[start]

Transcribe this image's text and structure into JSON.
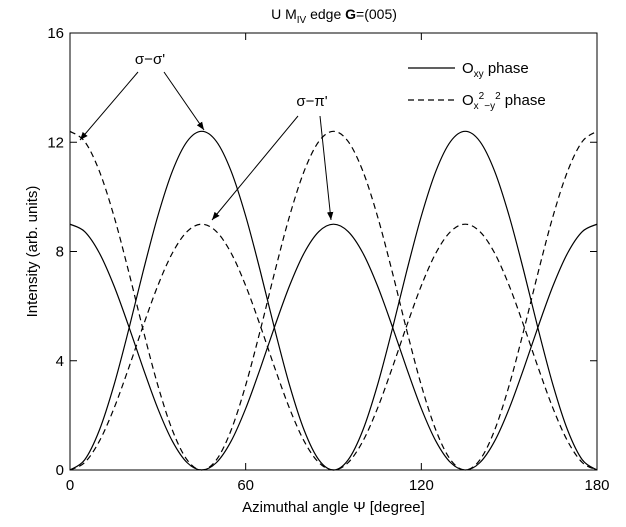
{
  "chart_data": {
    "type": "line",
    "title": {
      "parts": [
        "U M",
        "IV",
        " edge ",
        "G",
        "=(005)"
      ],
      "styles": [
        "",
        "sub",
        "",
        "bold",
        ""
      ]
    },
    "xlabel": "Azimuthal angle Ψ [degree]",
    "ylabel": "Intensity (arb. units)",
    "xlim": [
      0,
      180
    ],
    "ylim": [
      0,
      16
    ],
    "xticks": [
      0,
      60,
      120,
      180
    ],
    "yticks": [
      0,
      4,
      8,
      12,
      16
    ],
    "legend": "upper right",
    "annotations": [
      "σ−σ'",
      "σ−π'"
    ],
    "x": [
      0,
      5,
      10,
      15,
      20,
      25,
      30,
      35,
      40,
      45,
      50,
      55,
      60,
      65,
      70,
      75,
      80,
      85,
      90,
      95,
      100,
      105,
      110,
      115,
      120,
      125,
      130,
      135,
      140,
      145,
      150,
      155,
      160,
      165,
      170,
      175,
      180
    ],
    "series": [
      {
        "name": {
          "parts": [
            "O",
            "xy",
            " phase"
          ],
          "styles": [
            "",
            "sub",
            ""
          ]
        },
        "color": "#000000",
        "dashed": false,
        "curves": [
          {
            "values": [
              0,
              0.37,
              1.45,
              3.1,
              5.12,
              7.28,
              9.3,
              10.95,
              12.03,
              12.4,
              12.03,
              10.95,
              9.3,
              7.28,
              5.12,
              3.1,
              1.45,
              0.37,
              0,
              0.37,
              1.45,
              3.1,
              5.12,
              7.28,
              9.3,
              10.95,
              12.03,
              12.4,
              12.03,
              10.95,
              9.3,
              7.28,
              5.12,
              3.1,
              1.45,
              0.37,
              0
            ]
          },
          {
            "values": [
              9,
              8.73,
              7.95,
              6.75,
              5.28,
              3.72,
              2.25,
              1.05,
              0.27,
              0,
              0.27,
              1.05,
              2.25,
              3.72,
              5.28,
              6.75,
              7.95,
              8.73,
              9,
              8.73,
              7.95,
              6.75,
              5.28,
              3.72,
              2.25,
              1.05,
              0.27,
              0,
              0.27,
              1.05,
              2.25,
              3.72,
              5.28,
              6.75,
              7.95,
              8.73,
              9
            ]
          }
        ]
      },
      {
        "name": {
          "parts": [
            "O",
            "x",
            "2",
            "−y",
            "2",
            " phase"
          ],
          "styles": [
            "",
            "sub",
            "sup",
            "sub",
            "sup",
            ""
          ]
        },
        "color": "#000000",
        "dashed": true,
        "curves": [
          {
            "values": [
              12.4,
              12.03,
              10.95,
              9.3,
              7.28,
              5.12,
              3.1,
              1.45,
              0.37,
              0,
              0.37,
              1.45,
              3.1,
              5.12,
              7.28,
              9.3,
              10.95,
              12.03,
              12.4,
              12.03,
              10.95,
              9.3,
              7.28,
              5.12,
              3.1,
              1.45,
              0.37,
              0,
              0.37,
              1.45,
              3.1,
              5.12,
              7.28,
              9.3,
              10.95,
              12.03,
              12.4
            ]
          },
          {
            "values": [
              0,
              0.27,
              1.05,
              2.25,
              3.72,
              5.28,
              6.75,
              7.95,
              8.73,
              9,
              8.73,
              7.95,
              6.75,
              5.28,
              3.72,
              2.25,
              1.05,
              0.27,
              0,
              0.27,
              1.05,
              2.25,
              3.72,
              5.28,
              6.75,
              7.95,
              8.73,
              9,
              8.73,
              7.95,
              6.75,
              5.28,
              3.72,
              2.25,
              1.05,
              0.27,
              0
            ]
          }
        ]
      }
    ]
  }
}
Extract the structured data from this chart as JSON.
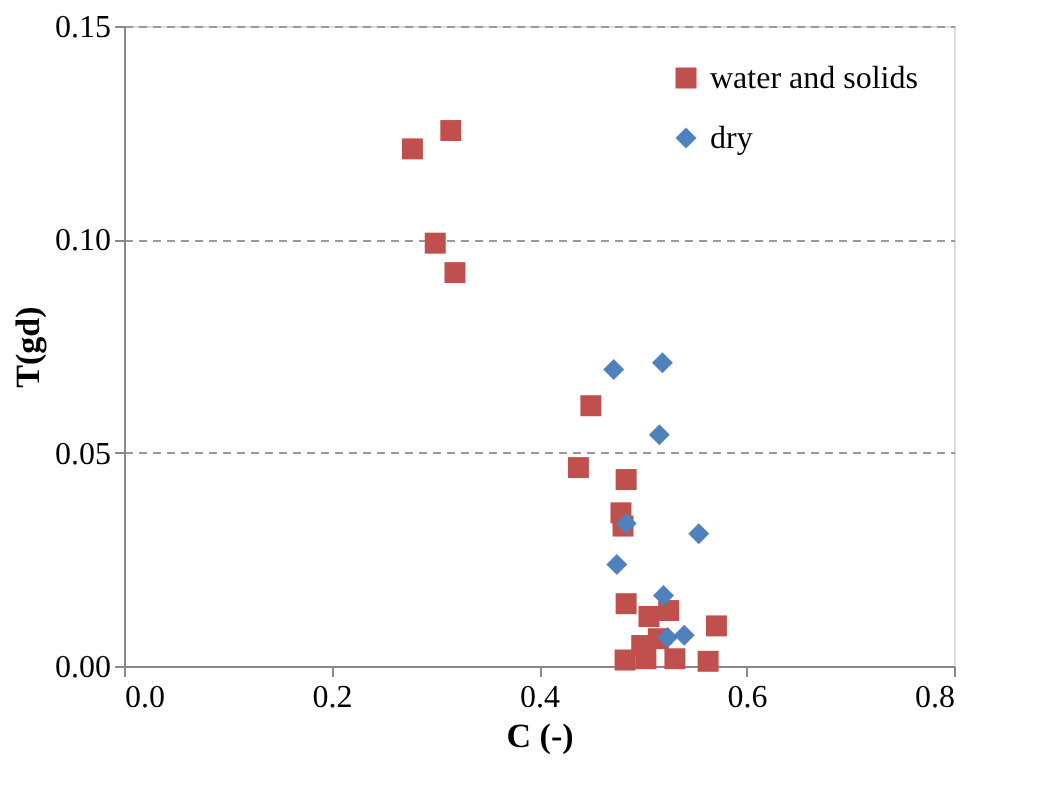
{
  "chart_data": {
    "type": "scatter",
    "xlabel": "C (-)",
    "ylabel": "T(gd)",
    "xlim": [
      0,
      0.8
    ],
    "ylim": [
      0,
      0.15
    ],
    "xticks": [
      {
        "value": 0,
        "label": "0.0"
      },
      {
        "value": 0.2,
        "label": "0.2"
      },
      {
        "value": 0.4,
        "label": "0.4"
      },
      {
        "value": 0.6,
        "label": "0.6"
      },
      {
        "value": 0.8,
        "label": "0.8"
      }
    ],
    "yticks": [
      {
        "value": 0,
        "label": "0.00"
      },
      {
        "value": 0.05,
        "label": "0.05"
      },
      {
        "value": 0.1,
        "label": "0.10"
      },
      {
        "value": 0.15,
        "label": "0.15"
      }
    ],
    "grid": "y",
    "legend": "top right",
    "series": [
      {
        "name": "water and solids",
        "color": "#c0504d",
        "marker": "square",
        "x": [
          0.315,
          0.278,
          0.3,
          0.319,
          0.45,
          0.438,
          0.484,
          0.479,
          0.481,
          0.484,
          0.506,
          0.525,
          0.571,
          0.499,
          0.503,
          0.483,
          0.531,
          0.563,
          0.515
        ],
        "values": [
          0.1255,
          0.1212,
          0.0991,
          0.0922,
          0.061,
          0.0465,
          0.0437,
          0.0359,
          0.0328,
          0.0146,
          0.0116,
          0.013,
          0.0094,
          0.0048,
          0.0017,
          0.0014,
          0.0017,
          0.0011,
          0.0064
        ]
      },
      {
        "name": "dry",
        "color": "#4f81bd",
        "marker": "diamond",
        "x": [
          0.472,
          0.519,
          0.516,
          0.484,
          0.554,
          0.475,
          0.52,
          0.524,
          0.54
        ],
        "values": [
          0.0695,
          0.0711,
          0.0542,
          0.0334,
          0.031,
          0.0238,
          0.0165,
          0.0067,
          0.0072
        ]
      }
    ]
  }
}
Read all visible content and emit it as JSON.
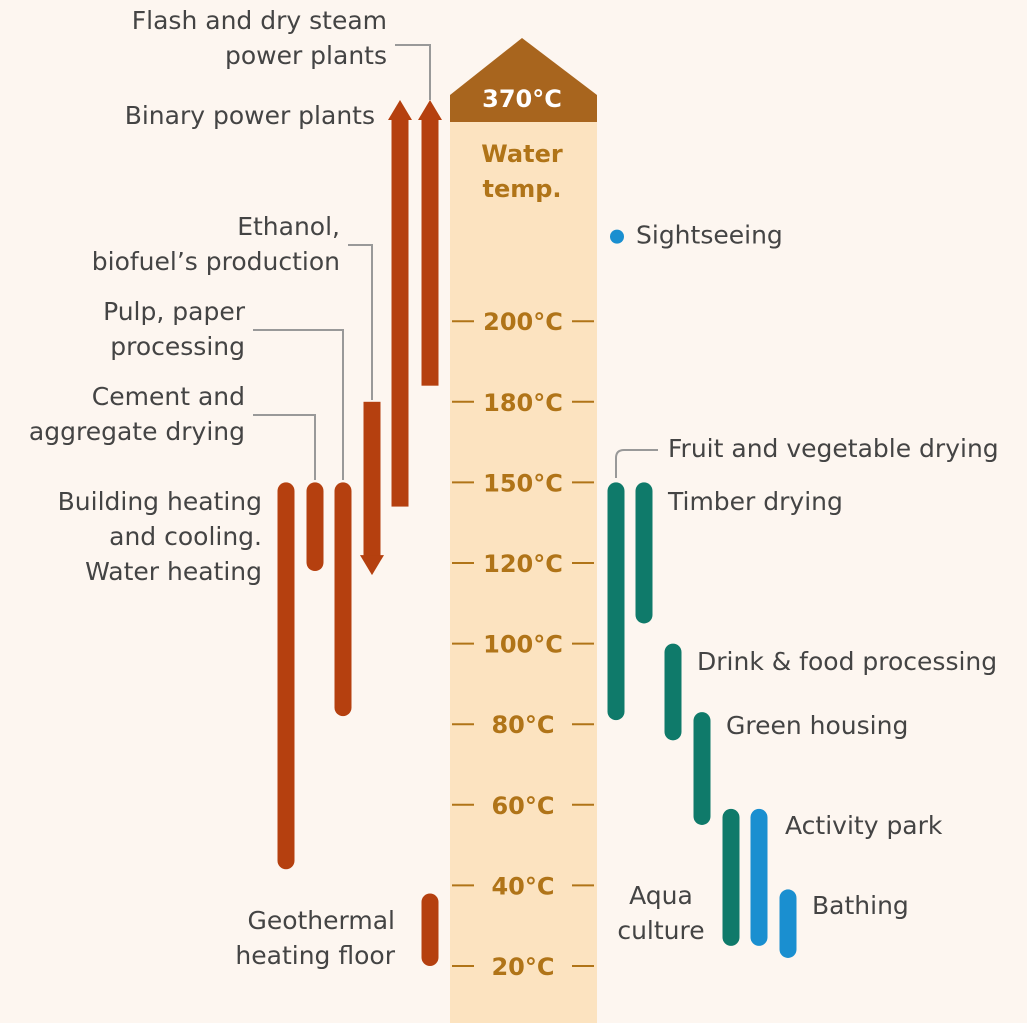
{
  "chart_data": {
    "type": "range",
    "top_label": "370°C",
    "ylabel": [
      "Water",
      "temp."
    ],
    "ylim": [
      20,
      370
    ],
    "yticks": [
      {
        "value": 20,
        "label": "20°C"
      },
      {
        "value": 40,
        "label": "40°C"
      },
      {
        "value": 60,
        "label": "60°C"
      },
      {
        "value": 80,
        "label": "80°C"
      },
      {
        "value": 100,
        "label": "100°C"
      },
      {
        "value": 120,
        "label": "120°C"
      },
      {
        "value": 150,
        "label": "150°C"
      },
      {
        "value": 180,
        "label": "180°C"
      },
      {
        "value": 200,
        "label": "200°C"
      }
    ],
    "ranges": [
      {
        "label": [
          "Flash and dry steam",
          "power plants"
        ],
        "low": 184,
        "high": 370,
        "color": "#b5400f",
        "arrow": "up"
      },
      {
        "label": [
          "Binary power plants"
        ],
        "low": 141,
        "high": 370,
        "color": "#b5400f",
        "arrow": "up"
      },
      {
        "label": [
          "Ethanol,",
          "biofuel’s production"
        ],
        "low": 117,
        "high": 180,
        "color": "#b5400f",
        "arrow": "down"
      },
      {
        "label": [
          "Pulp, paper",
          "processing"
        ],
        "low": 82,
        "high": 150,
        "color": "#b5400f"
      },
      {
        "label": [
          "Cement and",
          "aggregate drying"
        ],
        "low": 118,
        "high": 150,
        "color": "#b5400f"
      },
      {
        "label": [
          "Building heating",
          "and cooling.",
          "Water heating"
        ],
        "low": 44,
        "high": 150,
        "color": "#b5400f"
      },
      {
        "label": [
          "Geothermal",
          "heating floor"
        ],
        "low": 20,
        "high": 38,
        "color": "#b5400f"
      },
      {
        "label": [
          "Fruit and vegetable drying"
        ],
        "low": 81,
        "high": 150,
        "color": "#0f7a6a"
      },
      {
        "label": [
          "Timber drying"
        ],
        "low": 105,
        "high": 150,
        "color": "#0f7a6a"
      },
      {
        "label": [
          "Drink & food processing"
        ],
        "low": 76,
        "high": 100,
        "color": "#0f7a6a"
      },
      {
        "label": [
          "Green housing"
        ],
        "low": 55,
        "high": 83,
        "color": "#0f7a6a"
      },
      {
        "label": [
          "Aqua",
          "culture"
        ],
        "low": 25,
        "high": 59,
        "color": "#0f7a6a"
      },
      {
        "label": [
          "Activity park"
        ],
        "low": 25,
        "high": 59,
        "color": "#1a8fd0"
      },
      {
        "label": [
          "Bathing"
        ],
        "low": 22,
        "high": 39,
        "color": "#1a8fd0"
      }
    ],
    "points": [
      {
        "label": "Sightseeing",
        "value": 265,
        "color": "#1a8fd0"
      }
    ]
  }
}
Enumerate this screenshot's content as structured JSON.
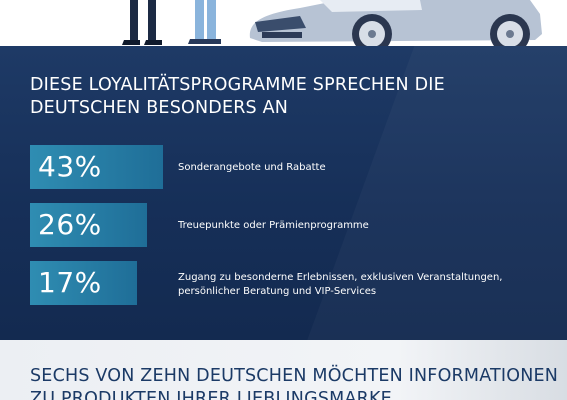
{
  "panel": {
    "heading": "DIESE LOYALITÄTSPROGRAMME SPRECHEN DIE DEUTSCHEN BESONDERS AN",
    "items": [
      {
        "percent": "43%",
        "value": 43,
        "label": "Sonderangebote und Rabatte"
      },
      {
        "percent": "26%",
        "value": 26,
        "label": "Treuepunkte oder Prämienprogramme"
      },
      {
        "percent": "17%",
        "value": 17,
        "label": "Zugang zu besonderne Erlebnissen, exklusiven Veranstaltungen, persönlicher Beratung und VIP-Services"
      }
    ]
  },
  "bottom": {
    "heading": "SECHS VON ZEHN DEUTSCHEN MÖCHTEN INFORMATIONEN ZU PRODUKTEN IHRER LIEBLINGSMARKE"
  },
  "colors": {
    "panel_bg": "#1a3560",
    "bar_start": "#2e7fa3",
    "bar_end": "#1e5f8a",
    "heading_dark": "#1b3a66"
  }
}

[end]

Give the number of lines that hold the word "this" in these records, with nothing added.

** Task solution **
3